SET TASK ▸
Locate all lines in the data below that hold "campaign" and show them.

Stored entries:
>>

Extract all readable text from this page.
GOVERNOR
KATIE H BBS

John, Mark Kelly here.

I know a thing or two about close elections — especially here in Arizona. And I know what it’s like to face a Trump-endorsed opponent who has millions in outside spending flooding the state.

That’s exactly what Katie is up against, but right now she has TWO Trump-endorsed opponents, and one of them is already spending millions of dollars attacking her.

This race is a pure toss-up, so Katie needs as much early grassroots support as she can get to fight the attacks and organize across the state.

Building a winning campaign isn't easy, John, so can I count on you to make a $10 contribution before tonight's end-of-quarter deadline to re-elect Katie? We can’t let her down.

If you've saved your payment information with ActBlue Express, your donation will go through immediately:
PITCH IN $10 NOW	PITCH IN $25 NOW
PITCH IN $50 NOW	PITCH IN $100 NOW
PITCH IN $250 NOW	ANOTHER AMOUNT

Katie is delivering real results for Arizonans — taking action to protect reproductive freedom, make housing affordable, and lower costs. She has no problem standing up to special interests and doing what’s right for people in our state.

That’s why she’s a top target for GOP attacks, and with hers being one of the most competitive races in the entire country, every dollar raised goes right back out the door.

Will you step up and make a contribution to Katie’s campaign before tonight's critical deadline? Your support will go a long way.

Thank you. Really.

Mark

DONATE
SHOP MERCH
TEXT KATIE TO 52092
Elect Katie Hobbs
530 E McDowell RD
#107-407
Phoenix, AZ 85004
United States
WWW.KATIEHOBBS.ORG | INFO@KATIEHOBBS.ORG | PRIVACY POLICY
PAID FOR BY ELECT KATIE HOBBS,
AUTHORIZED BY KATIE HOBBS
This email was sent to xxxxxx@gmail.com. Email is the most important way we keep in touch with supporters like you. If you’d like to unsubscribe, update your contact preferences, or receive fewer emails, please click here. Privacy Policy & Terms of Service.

<<

TASK RESULT ▸
Building a winning campaign isn't easy, John, so can I count on you to make a $10 contribution before tonight's end-of-quarter deadline to re-elect Katie? We can’t let her down.
Will you step up and make a contribution to Katie’s campaign before tonight's critical deadline? Your support will go a long way.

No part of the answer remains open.